* Exercise brief:
Give the entries again, word for word.

(Entries taken from a collection)
»»

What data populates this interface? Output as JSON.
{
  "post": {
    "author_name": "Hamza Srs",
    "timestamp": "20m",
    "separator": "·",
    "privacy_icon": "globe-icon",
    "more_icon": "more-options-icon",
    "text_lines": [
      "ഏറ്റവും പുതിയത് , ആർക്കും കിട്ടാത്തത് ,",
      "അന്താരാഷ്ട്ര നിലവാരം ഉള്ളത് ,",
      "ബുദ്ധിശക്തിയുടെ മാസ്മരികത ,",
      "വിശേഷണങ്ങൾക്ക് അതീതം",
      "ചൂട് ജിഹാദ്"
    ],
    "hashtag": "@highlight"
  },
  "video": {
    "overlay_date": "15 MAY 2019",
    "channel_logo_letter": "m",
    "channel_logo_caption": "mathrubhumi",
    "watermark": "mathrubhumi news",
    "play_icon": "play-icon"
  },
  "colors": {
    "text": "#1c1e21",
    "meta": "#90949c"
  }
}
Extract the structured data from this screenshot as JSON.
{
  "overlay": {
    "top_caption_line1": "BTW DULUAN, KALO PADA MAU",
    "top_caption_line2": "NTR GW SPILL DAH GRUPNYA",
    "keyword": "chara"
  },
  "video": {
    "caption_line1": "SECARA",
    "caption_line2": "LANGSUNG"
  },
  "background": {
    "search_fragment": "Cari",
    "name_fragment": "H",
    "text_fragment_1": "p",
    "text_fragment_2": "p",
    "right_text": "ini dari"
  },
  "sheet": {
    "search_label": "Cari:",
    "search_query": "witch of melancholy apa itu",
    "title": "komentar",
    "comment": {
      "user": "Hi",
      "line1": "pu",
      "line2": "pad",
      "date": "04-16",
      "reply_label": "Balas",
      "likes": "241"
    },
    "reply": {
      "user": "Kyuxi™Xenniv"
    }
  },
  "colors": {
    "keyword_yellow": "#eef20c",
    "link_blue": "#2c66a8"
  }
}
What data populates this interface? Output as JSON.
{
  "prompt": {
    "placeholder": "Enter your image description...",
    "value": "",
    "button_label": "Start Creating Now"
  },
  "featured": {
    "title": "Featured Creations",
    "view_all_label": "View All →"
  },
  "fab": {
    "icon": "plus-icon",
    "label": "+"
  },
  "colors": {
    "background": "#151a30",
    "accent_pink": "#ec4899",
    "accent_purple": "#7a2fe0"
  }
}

««

* The result:
What data populates this interface? Output as JSON.
{
  "post": {
    "author_name": "Hamza Srs",
    "timestamp": "20m",
    "separator": "·",
    "privacy_icon": "globe-icon",
    "more_icon": "more-options-icon",
    "text_lines": [
      "ഏറ്റവും പുതിയത് , ആർക്കും കിട്ടാത്തത് ,",
      "അന്താരാഷ്ട്ര നിലവാരം ഉള്ളത് ,",
      "ബുദ്ധിശക്തിയുടെ മാസ്മരികത ,",
      "വിശേഷണങ്ങൾക്ക് അതീതം",
      "ചൂട് ജിഹാദ്"
    ],
    "hashtag": "@highlight"
  },
  "video": {
    "overlay_date": "15 MAY 2019",
    "channel_logo_letter": "m",
    "channel_logo_caption": "mathrubhumi",
    "watermark": "mathrubhumi news",
    "play_icon": "play-icon"
  },
  "colors": {
    "text": "#1c1e21",
    "meta": "#90949c"
  }
}
Extract the structured data from this screenshot as JSON.
{
  "overlay": {
    "top_caption_line1": "BTW DULUAN, KALO PADA MAU",
    "top_caption_line2": "NTR GW SPILL DAH GRUPNYA",
    "keyword": "chara"
  },
  "video": {
    "caption_line1": "SECARA",
    "caption_line2": "LANGSUNG"
  },
  "background": {
    "search_fragment": "Cari",
    "name_fragment": "H",
    "text_fragment_1": "p",
    "text_fragment_2": "p",
    "right_text": "ini dari"
  },
  "sheet": {
    "search_label": "Cari:",
    "search_query": "witch of melancholy apa itu",
    "title": "komentar",
    "comment": {
      "user": "Hi",
      "line1": "pu",
      "line2": "pad",
      "date": "04-16",
      "reply_label": "Balas",
      "likes": "241"
    },
    "reply": {
      "user": "Kyuxi™Xenniv"
    }
  },
  "colors": {
    "keyword_yellow": "#eef20c",
    "link_blue": "#2c66a8"
  }
}
What data populates this interface? Output as JSON.
{
  "prompt": {
    "placeholder": "Enter your image description...",
    "value": "",
    "button_label": "Start Creating Now"
  },
  "featured": {
    "title": "Featured Creations",
    "view_all_label": "View All →"
  },
  "fab": {
    "icon": "plus-icon",
    "label": "+"
  },
  "colors": {
    "background": "#151a30",
    "accent_pink": "#ec4899",
    "accent_purple": "#7a2fe0"
  }
}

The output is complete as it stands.